--- TASK REQUIREMENTS ---
Write out each line of the material again, word for word.
[Start of DATA TO USE]
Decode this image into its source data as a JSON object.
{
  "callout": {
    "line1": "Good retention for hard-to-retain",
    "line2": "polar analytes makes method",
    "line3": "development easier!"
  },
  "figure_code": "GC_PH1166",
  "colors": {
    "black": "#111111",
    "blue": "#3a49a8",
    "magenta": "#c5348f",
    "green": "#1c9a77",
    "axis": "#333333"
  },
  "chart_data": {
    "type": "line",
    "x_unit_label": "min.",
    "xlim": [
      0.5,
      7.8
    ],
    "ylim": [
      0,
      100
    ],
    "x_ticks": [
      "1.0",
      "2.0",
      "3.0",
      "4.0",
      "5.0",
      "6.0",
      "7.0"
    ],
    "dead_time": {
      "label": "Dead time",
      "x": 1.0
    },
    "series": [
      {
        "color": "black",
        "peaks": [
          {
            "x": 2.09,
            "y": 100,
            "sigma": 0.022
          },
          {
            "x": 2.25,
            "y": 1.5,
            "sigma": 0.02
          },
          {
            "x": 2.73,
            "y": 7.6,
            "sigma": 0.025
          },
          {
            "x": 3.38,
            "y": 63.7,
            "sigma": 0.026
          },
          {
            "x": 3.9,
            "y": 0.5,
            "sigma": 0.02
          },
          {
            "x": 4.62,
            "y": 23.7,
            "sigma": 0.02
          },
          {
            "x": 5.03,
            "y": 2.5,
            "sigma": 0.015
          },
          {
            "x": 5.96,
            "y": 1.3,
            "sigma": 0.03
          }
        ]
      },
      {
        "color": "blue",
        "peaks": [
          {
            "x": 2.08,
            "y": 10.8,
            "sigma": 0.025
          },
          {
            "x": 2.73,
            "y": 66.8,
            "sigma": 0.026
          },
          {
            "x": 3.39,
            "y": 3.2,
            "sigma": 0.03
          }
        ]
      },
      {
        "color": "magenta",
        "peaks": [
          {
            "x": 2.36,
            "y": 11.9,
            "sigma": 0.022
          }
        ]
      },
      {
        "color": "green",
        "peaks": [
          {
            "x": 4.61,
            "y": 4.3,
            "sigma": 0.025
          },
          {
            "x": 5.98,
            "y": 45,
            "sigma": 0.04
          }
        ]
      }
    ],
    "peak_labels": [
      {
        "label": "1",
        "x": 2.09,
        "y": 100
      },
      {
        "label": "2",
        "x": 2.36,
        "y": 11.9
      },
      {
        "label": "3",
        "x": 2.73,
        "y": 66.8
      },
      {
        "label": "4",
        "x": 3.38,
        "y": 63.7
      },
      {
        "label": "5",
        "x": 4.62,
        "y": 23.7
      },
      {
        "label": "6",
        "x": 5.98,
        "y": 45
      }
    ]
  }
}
[End of DATA TO USE]
--- THE ANSWER ---
Decode this image into its source data as a JSON object.
{
  "callout": {
    "line1": "Good retention for hard-to-retain",
    "line2": "polar analytes makes method",
    "line3": "development easier!"
  },
  "figure_code": "GC_PH1166",
  "colors": {
    "black": "#111111",
    "blue": "#3a49a8",
    "magenta": "#c5348f",
    "green": "#1c9a77",
    "axis": "#333333"
  },
  "chart_data": {
    "type": "line",
    "x_unit_label": "min.",
    "xlim": [
      0.5,
      7.8
    ],
    "ylim": [
      0,
      100
    ],
    "x_ticks": [
      "1.0",
      "2.0",
      "3.0",
      "4.0",
      "5.0",
      "6.0",
      "7.0"
    ],
    "dead_time": {
      "label": "Dead time",
      "x": 1.0
    },
    "series": [
      {
        "color": "black",
        "peaks": [
          {
            "x": 2.09,
            "y": 100,
            "sigma": 0.022
          },
          {
            "x": 2.25,
            "y": 1.5,
            "sigma": 0.02
          },
          {
            "x": 2.73,
            "y": 7.6,
            "sigma": 0.025
          },
          {
            "x": 3.38,
            "y": 63.7,
            "sigma": 0.026
          },
          {
            "x": 3.9,
            "y": 0.5,
            "sigma": 0.02
          },
          {
            "x": 4.62,
            "y": 23.7,
            "sigma": 0.02
          },
          {
            "x": 5.03,
            "y": 2.5,
            "sigma": 0.015
          },
          {
            "x": 5.96,
            "y": 1.3,
            "sigma": 0.03
          }
        ]
      },
      {
        "color": "blue",
        "peaks": [
          {
            "x": 2.08,
            "y": 10.8,
            "sigma": 0.025
          },
          {
            "x": 2.73,
            "y": 66.8,
            "sigma": 0.026
          },
          {
            "x": 3.39,
            "y": 3.2,
            "sigma": 0.03
          }
        ]
      },
      {
        "color": "magenta",
        "peaks": [
          {
            "x": 2.36,
            "y": 11.9,
            "sigma": 0.022
          }
        ]
      },
      {
        "color": "green",
        "peaks": [
          {
            "x": 4.61,
            "y": 4.3,
            "sigma": 0.025
          },
          {
            "x": 5.98,
            "y": 45,
            "sigma": 0.04
          }
        ]
      }
    ],
    "peak_labels": [
      {
        "label": "1",
        "x": 2.09,
        "y": 100
      },
      {
        "label": "2",
        "x": 2.36,
        "y": 11.9
      },
      {
        "label": "3",
        "x": 2.73,
        "y": 66.8
      },
      {
        "label": "4",
        "x": 3.38,
        "y": 63.7
      },
      {
        "label": "5",
        "x": 4.62,
        "y": 23.7
      },
      {
        "label": "6",
        "x": 5.98,
        "y": 45
      }
    ]
  }
}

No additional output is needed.